- _Provided entries_:
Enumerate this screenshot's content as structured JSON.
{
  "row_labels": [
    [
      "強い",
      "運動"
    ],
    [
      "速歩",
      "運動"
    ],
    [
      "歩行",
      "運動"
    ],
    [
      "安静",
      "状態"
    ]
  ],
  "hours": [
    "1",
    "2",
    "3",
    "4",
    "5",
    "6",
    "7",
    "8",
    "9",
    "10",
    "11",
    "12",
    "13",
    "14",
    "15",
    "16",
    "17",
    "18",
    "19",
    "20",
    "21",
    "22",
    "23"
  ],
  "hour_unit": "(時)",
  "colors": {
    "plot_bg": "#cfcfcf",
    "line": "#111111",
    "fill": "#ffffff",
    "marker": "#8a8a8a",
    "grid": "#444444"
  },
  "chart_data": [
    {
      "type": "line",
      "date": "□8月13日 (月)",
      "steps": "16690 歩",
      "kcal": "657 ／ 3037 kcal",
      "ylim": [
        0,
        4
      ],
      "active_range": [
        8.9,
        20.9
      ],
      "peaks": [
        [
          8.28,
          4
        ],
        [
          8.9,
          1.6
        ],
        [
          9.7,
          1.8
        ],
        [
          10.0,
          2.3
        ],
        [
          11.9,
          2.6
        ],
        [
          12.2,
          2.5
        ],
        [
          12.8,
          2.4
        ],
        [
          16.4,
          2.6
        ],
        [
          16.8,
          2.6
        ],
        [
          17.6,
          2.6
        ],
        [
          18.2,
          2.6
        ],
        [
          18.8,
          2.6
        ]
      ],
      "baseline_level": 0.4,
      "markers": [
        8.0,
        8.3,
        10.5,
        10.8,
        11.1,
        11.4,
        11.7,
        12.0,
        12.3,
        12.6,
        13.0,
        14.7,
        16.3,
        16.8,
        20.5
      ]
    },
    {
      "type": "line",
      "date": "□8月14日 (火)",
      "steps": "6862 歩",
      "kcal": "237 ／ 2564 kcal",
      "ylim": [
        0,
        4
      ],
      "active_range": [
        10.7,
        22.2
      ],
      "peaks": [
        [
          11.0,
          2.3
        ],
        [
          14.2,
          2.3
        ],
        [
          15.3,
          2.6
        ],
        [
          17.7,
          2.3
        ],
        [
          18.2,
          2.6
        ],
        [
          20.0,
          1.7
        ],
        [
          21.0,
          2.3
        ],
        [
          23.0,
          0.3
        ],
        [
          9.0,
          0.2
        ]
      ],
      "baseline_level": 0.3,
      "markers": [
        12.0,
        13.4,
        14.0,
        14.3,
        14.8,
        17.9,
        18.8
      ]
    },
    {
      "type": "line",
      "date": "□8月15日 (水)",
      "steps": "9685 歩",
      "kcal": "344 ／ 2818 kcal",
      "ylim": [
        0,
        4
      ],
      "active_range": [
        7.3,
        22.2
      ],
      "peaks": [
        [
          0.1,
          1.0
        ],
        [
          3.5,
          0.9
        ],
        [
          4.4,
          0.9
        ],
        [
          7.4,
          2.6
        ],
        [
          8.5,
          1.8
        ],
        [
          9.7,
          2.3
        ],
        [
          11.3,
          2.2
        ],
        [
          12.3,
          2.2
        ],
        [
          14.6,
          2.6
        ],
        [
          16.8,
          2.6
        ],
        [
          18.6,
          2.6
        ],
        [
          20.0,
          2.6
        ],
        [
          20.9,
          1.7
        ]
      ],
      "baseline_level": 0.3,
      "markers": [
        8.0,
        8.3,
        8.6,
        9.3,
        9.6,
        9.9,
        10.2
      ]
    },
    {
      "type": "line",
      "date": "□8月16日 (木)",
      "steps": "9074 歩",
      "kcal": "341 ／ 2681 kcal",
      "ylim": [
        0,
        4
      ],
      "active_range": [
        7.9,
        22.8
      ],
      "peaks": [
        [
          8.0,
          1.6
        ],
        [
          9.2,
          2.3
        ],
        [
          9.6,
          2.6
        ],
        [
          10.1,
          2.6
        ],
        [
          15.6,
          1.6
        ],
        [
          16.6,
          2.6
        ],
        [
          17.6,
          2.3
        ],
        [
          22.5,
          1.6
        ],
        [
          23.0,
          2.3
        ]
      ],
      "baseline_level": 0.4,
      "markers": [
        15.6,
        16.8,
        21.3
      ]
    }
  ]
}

- _Stated goal_:
Retype all of the material above with every character intact.

- _Answer to this problem_:
Enumerate this screenshot's content as structured JSON.
{
  "row_labels": [
    [
      "強い",
      "運動"
    ],
    [
      "速歩",
      "運動"
    ],
    [
      "歩行",
      "運動"
    ],
    [
      "安静",
      "状態"
    ]
  ],
  "hours": [
    "1",
    "2",
    "3",
    "4",
    "5",
    "6",
    "7",
    "8",
    "9",
    "10",
    "11",
    "12",
    "13",
    "14",
    "15",
    "16",
    "17",
    "18",
    "19",
    "20",
    "21",
    "22",
    "23"
  ],
  "hour_unit": "(時)",
  "colors": {
    "plot_bg": "#cfcfcf",
    "line": "#111111",
    "fill": "#ffffff",
    "marker": "#8a8a8a",
    "grid": "#444444"
  },
  "chart_data": [
    {
      "type": "line",
      "date": "□8月13日 (月)",
      "steps": "16690 歩",
      "kcal": "657 ／ 3037 kcal",
      "ylim": [
        0,
        4
      ],
      "active_range": [
        8.9,
        20.9
      ],
      "peaks": [
        [
          8.28,
          4
        ],
        [
          8.9,
          1.6
        ],
        [
          9.7,
          1.8
        ],
        [
          10.0,
          2.3
        ],
        [
          11.9,
          2.6
        ],
        [
          12.2,
          2.5
        ],
        [
          12.8,
          2.4
        ],
        [
          16.4,
          2.6
        ],
        [
          16.8,
          2.6
        ],
        [
          17.6,
          2.6
        ],
        [
          18.2,
          2.6
        ],
        [
          18.8,
          2.6
        ]
      ],
      "baseline_level": 0.4,
      "markers": [
        8.0,
        8.3,
        10.5,
        10.8,
        11.1,
        11.4,
        11.7,
        12.0,
        12.3,
        12.6,
        13.0,
        14.7,
        16.3,
        16.8,
        20.5
      ]
    },
    {
      "type": "line",
      "date": "□8月14日 (火)",
      "steps": "6862 歩",
      "kcal": "237 ／ 2564 kcal",
      "ylim": [
        0,
        4
      ],
      "active_range": [
        10.7,
        22.2
      ],
      "peaks": [
        [
          11.0,
          2.3
        ],
        [
          14.2,
          2.3
        ],
        [
          15.3,
          2.6
        ],
        [
          17.7,
          2.3
        ],
        [
          18.2,
          2.6
        ],
        [
          20.0,
          1.7
        ],
        [
          21.0,
          2.3
        ],
        [
          23.0,
          0.3
        ],
        [
          9.0,
          0.2
        ]
      ],
      "baseline_level": 0.3,
      "markers": [
        12.0,
        13.4,
        14.0,
        14.3,
        14.8,
        17.9,
        18.8
      ]
    },
    {
      "type": "line",
      "date": "□8月15日 (水)",
      "steps": "9685 歩",
      "kcal": "344 ／ 2818 kcal",
      "ylim": [
        0,
        4
      ],
      "active_range": [
        7.3,
        22.2
      ],
      "peaks": [
        [
          0.1,
          1.0
        ],
        [
          3.5,
          0.9
        ],
        [
          4.4,
          0.9
        ],
        [
          7.4,
          2.6
        ],
        [
          8.5,
          1.8
        ],
        [
          9.7,
          2.3
        ],
        [
          11.3,
          2.2
        ],
        [
          12.3,
          2.2
        ],
        [
          14.6,
          2.6
        ],
        [
          16.8,
          2.6
        ],
        [
          18.6,
          2.6
        ],
        [
          20.0,
          2.6
        ],
        [
          20.9,
          1.7
        ]
      ],
      "baseline_level": 0.3,
      "markers": [
        8.0,
        8.3,
        8.6,
        9.3,
        9.6,
        9.9,
        10.2
      ]
    },
    {
      "type": "line",
      "date": "□8月16日 (木)",
      "steps": "9074 歩",
      "kcal": "341 ／ 2681 kcal",
      "ylim": [
        0,
        4
      ],
      "active_range": [
        7.9,
        22.8
      ],
      "peaks": [
        [
          8.0,
          1.6
        ],
        [
          9.2,
          2.3
        ],
        [
          9.6,
          2.6
        ],
        [
          10.1,
          2.6
        ],
        [
          15.6,
          1.6
        ],
        [
          16.6,
          2.6
        ],
        [
          17.6,
          2.3
        ],
        [
          22.5,
          1.6
        ],
        [
          23.0,
          2.3
        ]
      ],
      "baseline_level": 0.4,
      "markers": [
        15.6,
        16.8,
        21.3
      ]
    }
  ]
}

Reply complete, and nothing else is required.